_WHAT YOU WILL DO_
Pictures aside, write out every record exactly as it appears.
## START DATA LISTING
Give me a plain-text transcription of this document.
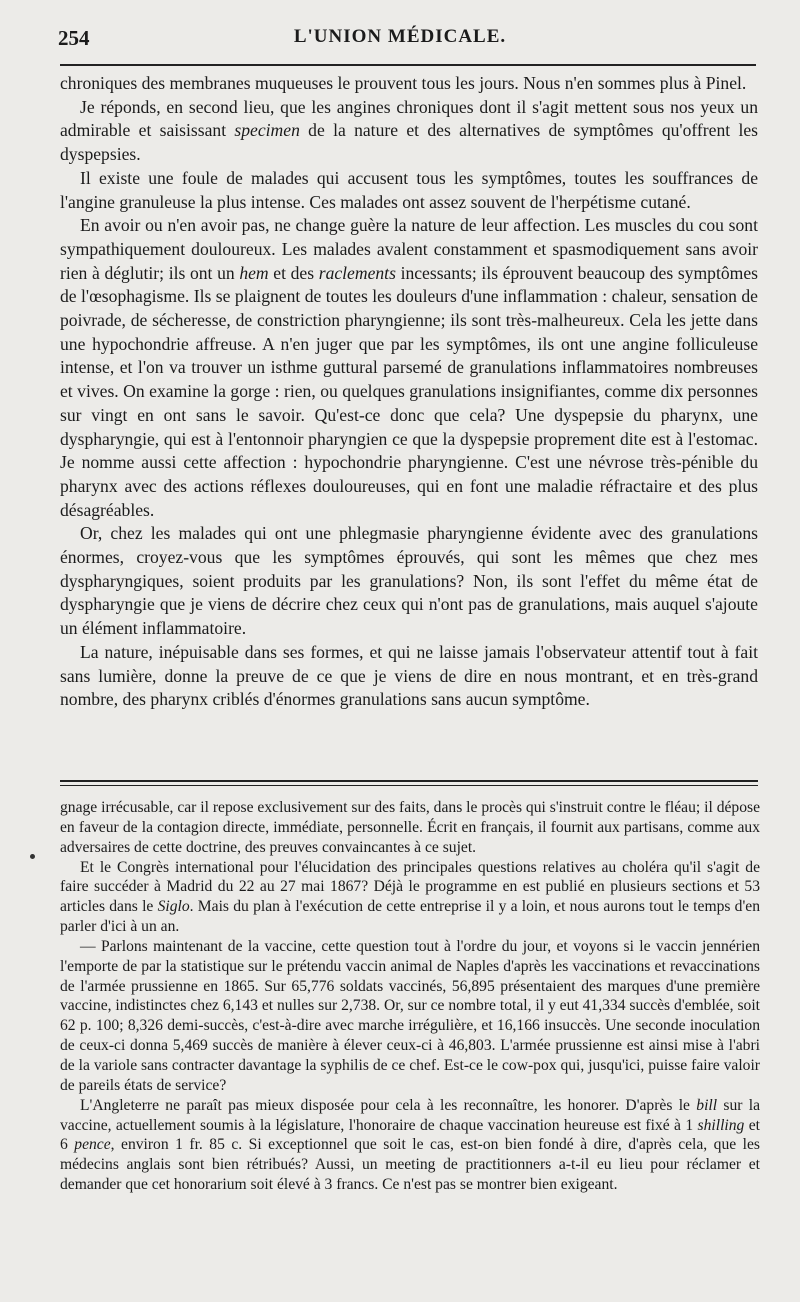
254	L'UNION MÉDICALE.

chroniques des membranes muqueuses le prouvent tous les jours. Nous n'en sommes plus à Pinel.

Je réponds, en second lieu, que les angines chroniques dont il s'agit mettent sous nos yeux un admirable et saisissant specimen de la nature et des alternatives de symptômes qu'offrent les dyspepsies.

Il existe une foule de malades qui accusent tous les symptômes, toutes les souffrances de l'angine granuleuse la plus intense. Ces malades ont assez souvent de l'herpétisme cutané.

En avoir ou n'en avoir pas, ne change guère la nature de leur affection. Les muscles du cou sont sympathiquement douloureux. Les malades avalent constamment et spasmodiquement sans avoir rien à déglutir; ils ont un hem et des raclements incessants; ils éprouvent beaucoup des symptômes de l'œsophagisme. Ils se plaignent de toutes les douleurs d'une inflammation : chaleur, sensation de poivrade, de sécheresse, de constriction pharyngienne; ils sont très-malheureux. Cela les jette dans une hypochondrie affreuse. A n'en juger que par les symptômes, ils ont une angine folliculeuse intense, et l'on va trouver un isthme guttural parsemé de granulations inflammatoires nombreuses et vives. On examine la gorge : rien, ou quelques granulations insignifiantes, comme dix personnes sur vingt en ont sans le savoir. Qu'est-ce donc que cela? Une dyspepsie du pharynx, une dyspharyngie, qui est à l'entonnoir pharyngien ce que la dyspepsie proprement dite est à l'estomac. Je nomme aussi cette affection : hypochondrie pharyngienne. C'est une névrose très-pénible du pharynx avec des actions réflexes douloureuses, qui en font une maladie réfractaire et des plus désagréables.

Or, chez les malades qui ont une phlegmasie pharyngienne évidente avec des granulations énormes, croyez-vous que les symptômes éprouvés, qui sont les mêmes que chez mes dyspharyngiques, soient produits par les granulations? Non, ils sont l'effet du même état de dyspharyngie que je viens de décrire chez ceux qui n'ont pas de granulations, mais auquel s'ajoute un élément inflammatoire.

La nature, inépuisable dans ses formes, et qui ne laisse jamais l'observateur attentif tout à fait sans lumière, donne la preuve de ce que je viens de dire en nous montrant, et en très-grand nombre, des pharynx criblés d'énormes granulations sans aucun symptôme.

gnage irrécusable, car il repose exclusivement sur des faits, dans le procès qui s'instruit contre le fléau; il dépose en faveur de la contagion directe, immédiate, personnelle. Écrit en français, il fournit aux partisans, comme aux adversaires de cette doctrine, des preuves convaincantes à ce sujet.

Et le Congrès international pour l'élucidation des principales questions relatives au choléra qu'il s'agit de faire succéder à Madrid du 22 au 27 mai 1867? Déjà le programme en est publié en plusieurs sections et 53 articles dans le Siglo. Mais du plan à l'exécution de cette entreprise il y a loin, et nous aurons tout le temps d'en parler d'ici à un an.

— Parlons maintenant de la vaccine, cette question tout à l'ordre du jour, et voyons si le vaccin jennérien l'emporte de par la statistique sur le prétendu vaccin animal de Naples d'après les vaccinations et revaccinations de l'armée prussienne en 1865. Sur 65,776 soldats vaccinés, 56,895 présentaient des marques d'une première vaccine, indistinctes chez 6,143 et nulles sur 2,738. Or, sur ce nombre total, il y eut 41,334 succès d'emblée, soit 62 p. 100; 8,326 demi-succès, c'est-à-dire avec marche irrégulière, et 16,166 insuccès. Une seconde inoculation de ceux-ci donna 5,469 succès de manière à élever ceux-ci à 46,803. L'armée prussienne est ainsi mise à l'abri de la variole sans contracter davantage la syphilis de ce chef. Est-ce le cow-pox qui, jusqu'ici, puisse faire valoir de pareils états de service?

L'Angleterre ne paraît pas mieux disposée pour cela à les reconnaître, les honorer. D'après le bill sur la vaccine, actuellement soumis à la législature, l'honoraire de chaque vaccination heureuse est fixé à 1 shilling et 6 pence, environ 1 fr. 85 c. Si exceptionnel que soit le cas, est-on bien fondé à dire, d'après cela, que les médecins anglais sont bien rétribués? Aussi, un meeting de practitionners a-t-il eu lieu pour réclamer et demander que cet honorarium soit élevé à 3 francs. Ce n'est pas se montrer bien exigeant.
## END DATA LISTING
_COMPLETE ANSWER_
Give me a plain-text transcription of this document.
254	L'UNION MÉDICALE.

chroniques des membranes muqueuses le prouvent tous les jours. Nous n'en sommes plus à Pinel.

Je réponds, en second lieu, que les angines chroniques dont il s'agit mettent sous nos yeux un admirable et saisissant specimen de la nature et des alternatives de symptômes qu'offrent les dyspepsies.

Il existe une foule de malades qui accusent tous les symptômes, toutes les souffrances de l'angine granuleuse la plus intense. Ces malades ont assez souvent de l'herpétisme cutané.

En avoir ou n'en avoir pas, ne change guère la nature de leur affection. Les muscles du cou sont sympathiquement douloureux. Les malades avalent constamment et spasmodiquement sans avoir rien à déglutir; ils ont un hem et des raclements incessants; ils éprouvent beaucoup des symptômes de l'œsophagisme. Ils se plaignent de toutes les douleurs d'une inflammation : chaleur, sensation de poivrade, de sécheresse, de constriction pharyngienne; ils sont très-malheureux. Cela les jette dans une hypochondrie affreuse. A n'en juger que par les symptômes, ils ont une angine folliculeuse intense, et l'on va trouver un isthme guttural parsemé de granulations inflammatoires nombreuses et vives. On examine la gorge : rien, ou quelques granulations insignifiantes, comme dix personnes sur vingt en ont sans le savoir. Qu'est-ce donc que cela? Une dyspepsie du pharynx, une dyspharyngie, qui est à l'entonnoir pharyngien ce que la dyspepsie proprement dite est à l'estomac. Je nomme aussi cette affection : hypochondrie pharyngienne. C'est une névrose très-pénible du pharynx avec des actions réflexes douloureuses, qui en font une maladie réfractaire et des plus désagréables.

Or, chez les malades qui ont une phlegmasie pharyngienne évidente avec des granulations énormes, croyez-vous que les symptômes éprouvés, qui sont les mêmes que chez mes dyspharyngiques, soient produits par les granulations? Non, ils sont l'effet du même état de dyspharyngie que je viens de décrire chez ceux qui n'ont pas de granulations, mais auquel s'ajoute un élément inflammatoire.

La nature, inépuisable dans ses formes, et qui ne laisse jamais l'observateur attentif tout à fait sans lumière, donne la preuve de ce que je viens de dire en nous montrant, et en très-grand nombre, des pharynx criblés d'énormes granulations sans aucun symptôme.

gnage irrécusable, car il repose exclusivement sur des faits, dans le procès qui s'instruit contre le fléau; il dépose en faveur de la contagion directe, immédiate, personnelle. Écrit en français, il fournit aux partisans, comme aux adversaires de cette doctrine, des preuves convaincantes à ce sujet.

Et le Congrès international pour l'élucidation des principales questions relatives au choléra qu'il s'agit de faire succéder à Madrid du 22 au 27 mai 1867? Déjà le programme en est publié en plusieurs sections et 53 articles dans le Siglo. Mais du plan à l'exécution de cette entreprise il y a loin, et nous aurons tout le temps d'en parler d'ici à un an.

— Parlons maintenant de la vaccine, cette question tout à l'ordre du jour, et voyons si le vaccin jennérien l'emporte de par la statistique sur le prétendu vaccin animal de Naples d'après les vaccinations et revaccinations de l'armée prussienne en 1865. Sur 65,776 soldats vaccinés, 56,895 présentaient des marques d'une première vaccine, indistinctes chez 6,143 et nulles sur 2,738. Or, sur ce nombre total, il y eut 41,334 succès d'emblée, soit 62 p. 100; 8,326 demi-succès, c'est-à-dire avec marche irrégulière, et 16,166 insuccès. Une seconde inoculation de ceux-ci donna 5,469 succès de manière à élever ceux-ci à 46,803. L'armée prussienne est ainsi mise à l'abri de la variole sans contracter davantage la syphilis de ce chef. Est-ce le cow-pox qui, jusqu'ici, puisse faire valoir de pareils états de service?

L'Angleterre ne paraît pas mieux disposée pour cela à les reconnaître, les honorer. D'après le bill sur la vaccine, actuellement soumis à la législature, l'honoraire de chaque vaccination heureuse est fixé à 1 shilling et 6 pence, environ 1 fr. 85 c. Si exceptionnel que soit le cas, est-on bien fondé à dire, d'après cela, que les médecins anglais sont bien rétribués? Aussi, un meeting de practitionners a-t-il eu lieu pour réclamer et demander que cet honorarium soit élevé à 3 francs. Ce n'est pas se montrer bien exigeant.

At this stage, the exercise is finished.